• What is expected:
Reproduce the following material exactly, including every line.
───
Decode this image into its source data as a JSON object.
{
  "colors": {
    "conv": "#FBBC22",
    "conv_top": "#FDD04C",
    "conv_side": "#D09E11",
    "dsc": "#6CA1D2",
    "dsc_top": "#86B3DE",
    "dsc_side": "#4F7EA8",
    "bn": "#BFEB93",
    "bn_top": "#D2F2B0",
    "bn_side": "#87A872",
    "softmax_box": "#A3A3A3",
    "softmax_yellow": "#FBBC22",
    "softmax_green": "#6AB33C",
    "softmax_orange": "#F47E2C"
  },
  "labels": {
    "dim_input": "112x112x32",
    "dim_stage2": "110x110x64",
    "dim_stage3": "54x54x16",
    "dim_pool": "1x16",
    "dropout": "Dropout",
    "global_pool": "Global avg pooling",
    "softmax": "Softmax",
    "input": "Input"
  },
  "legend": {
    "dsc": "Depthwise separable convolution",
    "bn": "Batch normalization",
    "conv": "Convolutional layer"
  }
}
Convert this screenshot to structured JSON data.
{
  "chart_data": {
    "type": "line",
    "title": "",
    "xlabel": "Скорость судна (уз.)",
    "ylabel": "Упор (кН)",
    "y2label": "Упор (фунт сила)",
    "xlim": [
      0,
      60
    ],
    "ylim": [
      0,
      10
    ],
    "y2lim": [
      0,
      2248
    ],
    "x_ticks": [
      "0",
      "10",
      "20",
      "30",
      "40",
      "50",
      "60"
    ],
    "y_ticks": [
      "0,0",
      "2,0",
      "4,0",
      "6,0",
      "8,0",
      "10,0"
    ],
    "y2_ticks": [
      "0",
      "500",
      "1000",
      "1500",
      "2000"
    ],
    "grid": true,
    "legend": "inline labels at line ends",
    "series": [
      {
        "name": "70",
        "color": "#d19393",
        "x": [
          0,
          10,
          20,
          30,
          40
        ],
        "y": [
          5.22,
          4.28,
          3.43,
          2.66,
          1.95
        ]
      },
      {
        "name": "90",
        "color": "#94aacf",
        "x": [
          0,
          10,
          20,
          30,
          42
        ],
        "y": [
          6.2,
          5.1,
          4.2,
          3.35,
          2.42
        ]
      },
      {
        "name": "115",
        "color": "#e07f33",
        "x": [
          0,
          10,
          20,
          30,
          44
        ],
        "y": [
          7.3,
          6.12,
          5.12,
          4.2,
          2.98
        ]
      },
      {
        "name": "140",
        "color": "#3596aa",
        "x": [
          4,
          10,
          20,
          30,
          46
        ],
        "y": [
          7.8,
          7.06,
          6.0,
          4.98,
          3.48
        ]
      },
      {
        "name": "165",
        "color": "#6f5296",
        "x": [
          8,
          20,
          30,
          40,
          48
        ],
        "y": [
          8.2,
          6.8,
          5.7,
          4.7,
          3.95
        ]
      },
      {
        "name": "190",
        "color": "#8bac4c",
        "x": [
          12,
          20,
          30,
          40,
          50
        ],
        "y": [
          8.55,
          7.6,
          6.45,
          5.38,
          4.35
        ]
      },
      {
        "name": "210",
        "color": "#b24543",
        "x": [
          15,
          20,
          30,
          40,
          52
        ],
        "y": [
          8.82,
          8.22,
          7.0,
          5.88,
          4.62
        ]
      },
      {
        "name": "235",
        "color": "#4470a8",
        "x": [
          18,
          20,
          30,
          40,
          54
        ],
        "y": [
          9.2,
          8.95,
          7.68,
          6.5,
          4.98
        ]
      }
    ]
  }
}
───
• The solution:
Decode this image into its source data as a JSON object.
{
  "colors": {
    "conv": "#FBBC22",
    "conv_top": "#FDD04C",
    "conv_side": "#D09E11",
    "dsc": "#6CA1D2",
    "dsc_top": "#86B3DE",
    "dsc_side": "#4F7EA8",
    "bn": "#BFEB93",
    "bn_top": "#D2F2B0",
    "bn_side": "#87A872",
    "softmax_box": "#A3A3A3",
    "softmax_yellow": "#FBBC22",
    "softmax_green": "#6AB33C",
    "softmax_orange": "#F47E2C"
  },
  "labels": {
    "dim_input": "112x112x32",
    "dim_stage2": "110x110x64",
    "dim_stage3": "54x54x16",
    "dim_pool": "1x16",
    "dropout": "Dropout",
    "global_pool": "Global avg pooling",
    "softmax": "Softmax",
    "input": "Input"
  },
  "legend": {
    "dsc": "Depthwise separable convolution",
    "bn": "Batch normalization",
    "conv": "Convolutional layer"
  }
}
Convert this screenshot to structured JSON data.
{
  "chart_data": {
    "type": "line",
    "title": "",
    "xlabel": "Скорость судна (уз.)",
    "ylabel": "Упор (кН)",
    "y2label": "Упор (фунт сила)",
    "xlim": [
      0,
      60
    ],
    "ylim": [
      0,
      10
    ],
    "y2lim": [
      0,
      2248
    ],
    "x_ticks": [
      "0",
      "10",
      "20",
      "30",
      "40",
      "50",
      "60"
    ],
    "y_ticks": [
      "0,0",
      "2,0",
      "4,0",
      "6,0",
      "8,0",
      "10,0"
    ],
    "y2_ticks": [
      "0",
      "500",
      "1000",
      "1500",
      "2000"
    ],
    "grid": true,
    "legend": "inline labels at line ends",
    "series": [
      {
        "name": "70",
        "color": "#d19393",
        "x": [
          0,
          10,
          20,
          30,
          40
        ],
        "y": [
          5.22,
          4.28,
          3.43,
          2.66,
          1.95
        ]
      },
      {
        "name": "90",
        "color": "#94aacf",
        "x": [
          0,
          10,
          20,
          30,
          42
        ],
        "y": [
          6.2,
          5.1,
          4.2,
          3.35,
          2.42
        ]
      },
      {
        "name": "115",
        "color": "#e07f33",
        "x": [
          0,
          10,
          20,
          30,
          44
        ],
        "y": [
          7.3,
          6.12,
          5.12,
          4.2,
          2.98
        ]
      },
      {
        "name": "140",
        "color": "#3596aa",
        "x": [
          4,
          10,
          20,
          30,
          46
        ],
        "y": [
          7.8,
          7.06,
          6.0,
          4.98,
          3.48
        ]
      },
      {
        "name": "165",
        "color": "#6f5296",
        "x": [
          8,
          20,
          30,
          40,
          48
        ],
        "y": [
          8.2,
          6.8,
          5.7,
          4.7,
          3.95
        ]
      },
      {
        "name": "190",
        "color": "#8bac4c",
        "x": [
          12,
          20,
          30,
          40,
          50
        ],
        "y": [
          8.55,
          7.6,
          6.45,
          5.38,
          4.35
        ]
      },
      {
        "name": "210",
        "color": "#b24543",
        "x": [
          15,
          20,
          30,
          40,
          52
        ],
        "y": [
          8.82,
          8.22,
          7.0,
          5.88,
          4.62
        ]
      },
      {
        "name": "235",
        "color": "#4470a8",
        "x": [
          18,
          20,
          30,
          40,
          54
        ],
        "y": [
          9.2,
          8.95,
          7.68,
          6.5,
          4.98
        ]
      }
    ]
  }
}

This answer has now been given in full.